*Challenge*
Show every line where "General" occurs.

*Extracted data*
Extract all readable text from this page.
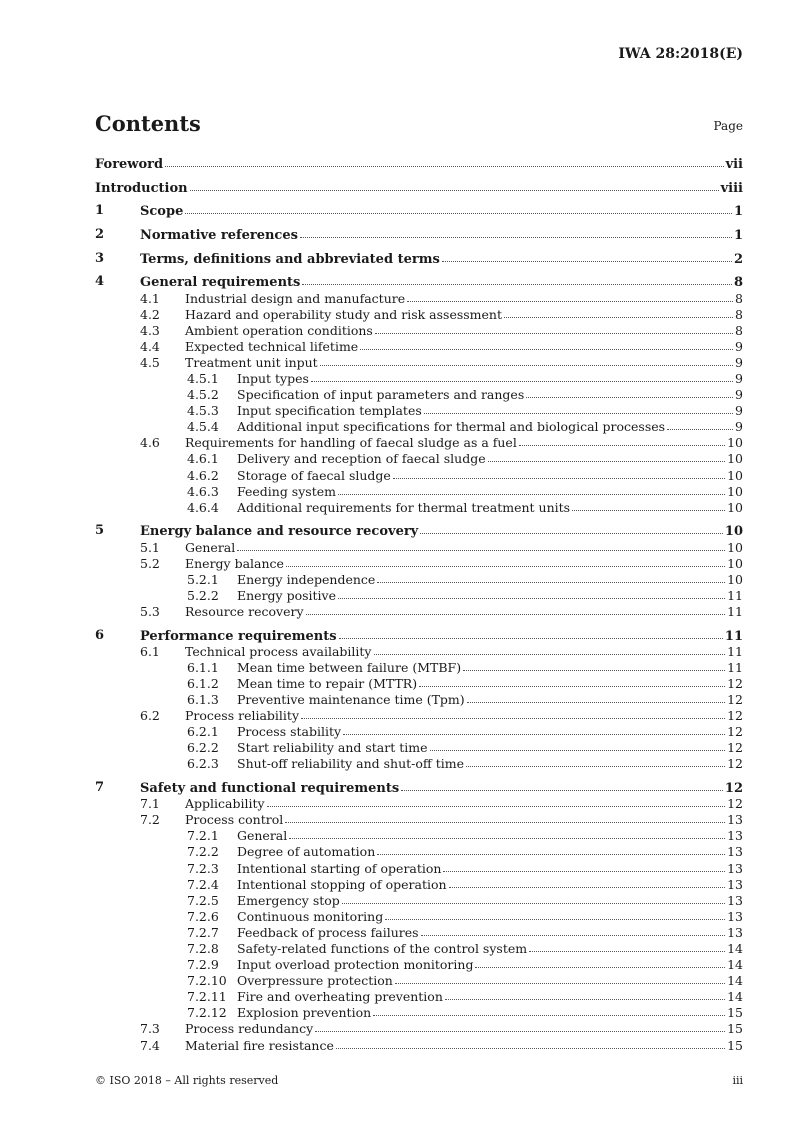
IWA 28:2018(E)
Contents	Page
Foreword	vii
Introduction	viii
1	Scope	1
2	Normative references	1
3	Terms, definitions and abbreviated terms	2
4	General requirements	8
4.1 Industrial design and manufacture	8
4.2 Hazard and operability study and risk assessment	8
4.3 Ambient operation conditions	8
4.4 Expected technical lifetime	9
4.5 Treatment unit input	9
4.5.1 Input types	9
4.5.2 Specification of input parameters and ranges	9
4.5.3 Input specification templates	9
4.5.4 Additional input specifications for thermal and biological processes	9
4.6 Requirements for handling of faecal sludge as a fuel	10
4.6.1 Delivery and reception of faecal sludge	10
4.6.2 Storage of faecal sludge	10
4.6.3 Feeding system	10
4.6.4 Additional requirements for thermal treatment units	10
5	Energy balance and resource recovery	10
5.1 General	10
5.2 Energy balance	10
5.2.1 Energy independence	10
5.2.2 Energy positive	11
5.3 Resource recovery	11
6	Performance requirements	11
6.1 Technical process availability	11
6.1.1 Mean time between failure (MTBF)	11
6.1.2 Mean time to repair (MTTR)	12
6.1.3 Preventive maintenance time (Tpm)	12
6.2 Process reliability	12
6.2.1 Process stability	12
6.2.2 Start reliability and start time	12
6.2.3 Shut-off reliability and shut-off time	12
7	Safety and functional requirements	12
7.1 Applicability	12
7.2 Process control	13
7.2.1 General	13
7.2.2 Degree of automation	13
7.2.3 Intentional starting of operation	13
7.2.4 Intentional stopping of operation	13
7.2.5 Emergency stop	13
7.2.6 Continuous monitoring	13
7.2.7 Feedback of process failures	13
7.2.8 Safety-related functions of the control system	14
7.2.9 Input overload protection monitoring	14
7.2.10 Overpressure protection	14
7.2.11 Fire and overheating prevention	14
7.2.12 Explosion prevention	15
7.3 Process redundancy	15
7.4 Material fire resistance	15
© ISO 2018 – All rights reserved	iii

*Expected output*
4	General requirements	8
5.1 General	10
7.2.1 General	13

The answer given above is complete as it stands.